| Material provided |
::::

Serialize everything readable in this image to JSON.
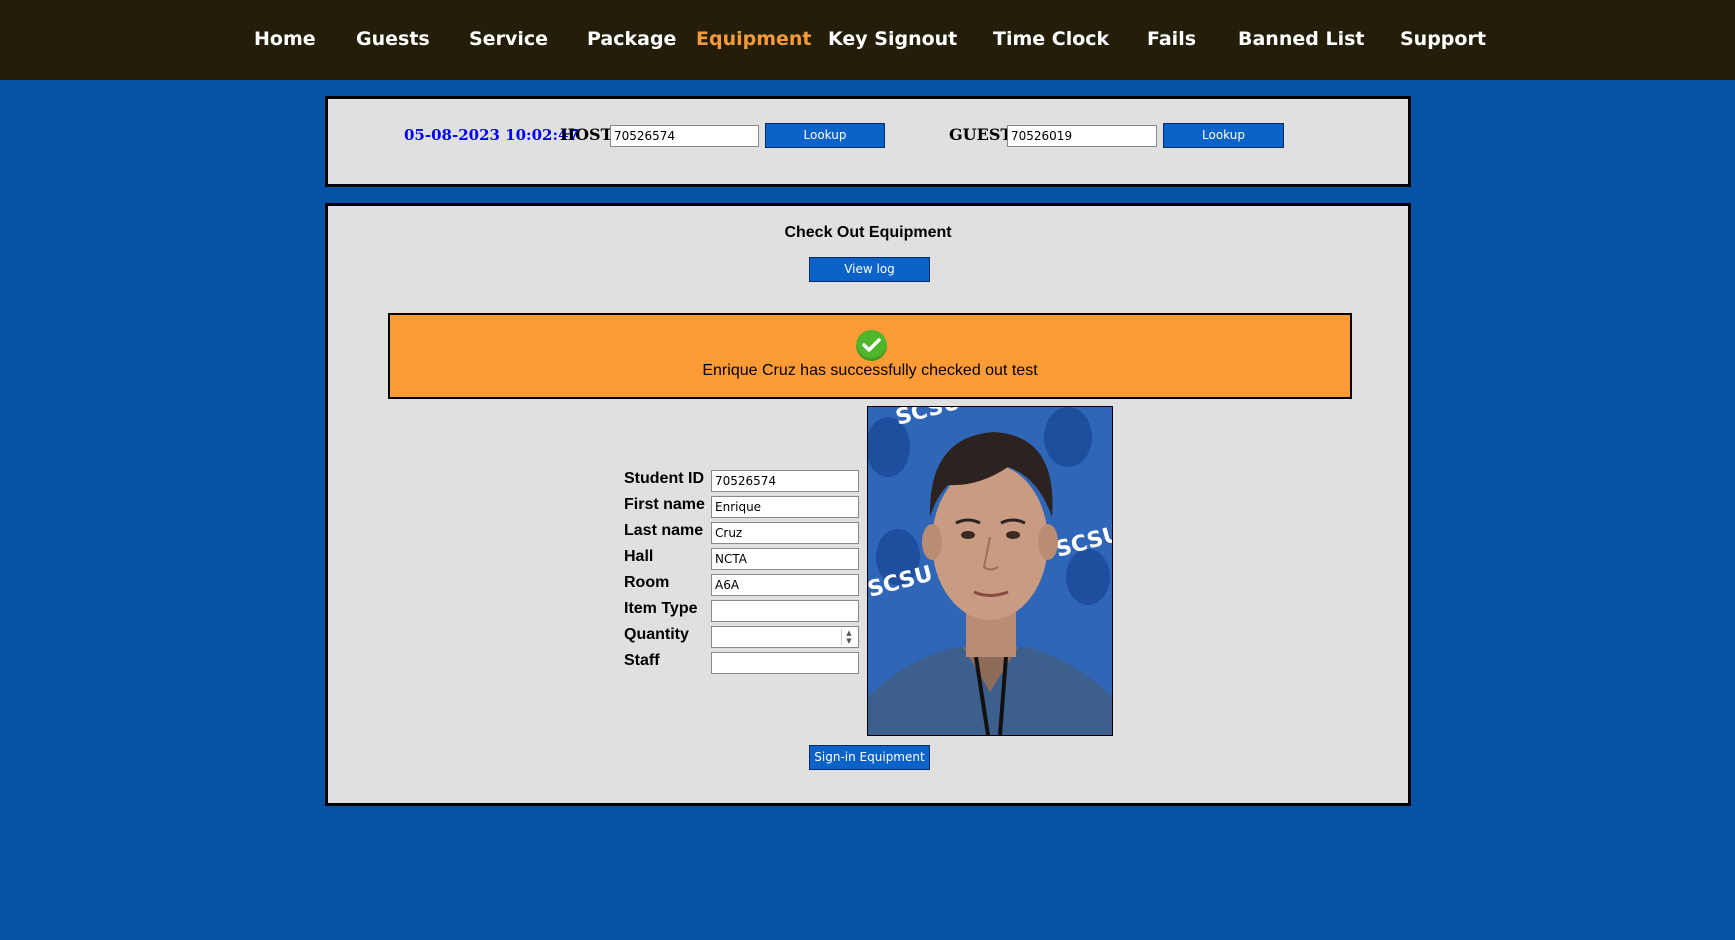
{
  "nav": {
    "items": [
      "Home",
      "Guests",
      "Service",
      "Package",
      "Equipment",
      "Key Signout",
      "Time Clock",
      "Fails",
      "Banned List",
      "Support"
    ],
    "active": "Equipment"
  },
  "lookup": {
    "datetime": "05-08-2023 10:02:47",
    "host_label": "HOST",
    "host_value": "70526574",
    "guest_label": "GUEST",
    "guest_value": "70526019",
    "lookup_label": "Lookup"
  },
  "main": {
    "title": "Check Out Equipment",
    "view_log_label": "View log",
    "alert_message": "Enrique Cruz has successfully checked out test",
    "submit_label": "Sign-in Equipment"
  },
  "form": {
    "student_id_label": "Student ID",
    "student_id": "70526574",
    "first_name_label": "First name",
    "first_name": "Enrique",
    "last_name_label": "Last name",
    "last_name": "Cruz",
    "hall_label": "Hall",
    "hall": "NCTA",
    "room_label": "Room",
    "room": "A6A",
    "item_type_label": "Item Type",
    "item_type": "",
    "quantity_label": "Quantity",
    "quantity": "",
    "staff_label": "Staff",
    "staff": ""
  },
  "photo": {
    "backdrop_text": "SCSU"
  },
  "colors": {
    "page_bg": "#0653a5",
    "nav_bg": "#241e08",
    "nav_active": "#f49a3b",
    "button_blue": "#0b62c8",
    "alert_orange": "#fd9b37",
    "datetime_blue": "#0000ff",
    "success_green": "#4fb52b"
  },
  "icons": {
    "success": "check-circle-icon"
  }
}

::::

| Task details |
Skipping the pictures, transcribe each line above exactly as it appears.

| Written response |
Serialize everything readable in this image to JSON.
{
  "nav": {
    "items": [
      "Home",
      "Guests",
      "Service",
      "Package",
      "Equipment",
      "Key Signout",
      "Time Clock",
      "Fails",
      "Banned List",
      "Support"
    ],
    "active": "Equipment"
  },
  "lookup": {
    "datetime": "05-08-2023 10:02:47",
    "host_label": "HOST",
    "host_value": "70526574",
    "guest_label": "GUEST",
    "guest_value": "70526019",
    "lookup_label": "Lookup"
  },
  "main": {
    "title": "Check Out Equipment",
    "view_log_label": "View log",
    "alert_message": "Enrique Cruz has successfully checked out test",
    "submit_label": "Sign-in Equipment"
  },
  "form": {
    "student_id_label": "Student ID",
    "student_id": "70526574",
    "first_name_label": "First name",
    "first_name": "Enrique",
    "last_name_label": "Last name",
    "last_name": "Cruz",
    "hall_label": "Hall",
    "hall": "NCTA",
    "room_label": "Room",
    "room": "A6A",
    "item_type_label": "Item Type",
    "item_type": "",
    "quantity_label": "Quantity",
    "quantity": "",
    "staff_label": "Staff",
    "staff": ""
  },
  "photo": {
    "backdrop_text": "SCSU"
  },
  "colors": {
    "page_bg": "#0653a5",
    "nav_bg": "#241e08",
    "nav_active": "#f49a3b",
    "button_blue": "#0b62c8",
    "alert_orange": "#fd9b37",
    "datetime_blue": "#0000ff",
    "success_green": "#4fb52b"
  },
  "icons": {
    "success": "check-circle-icon"
  }
}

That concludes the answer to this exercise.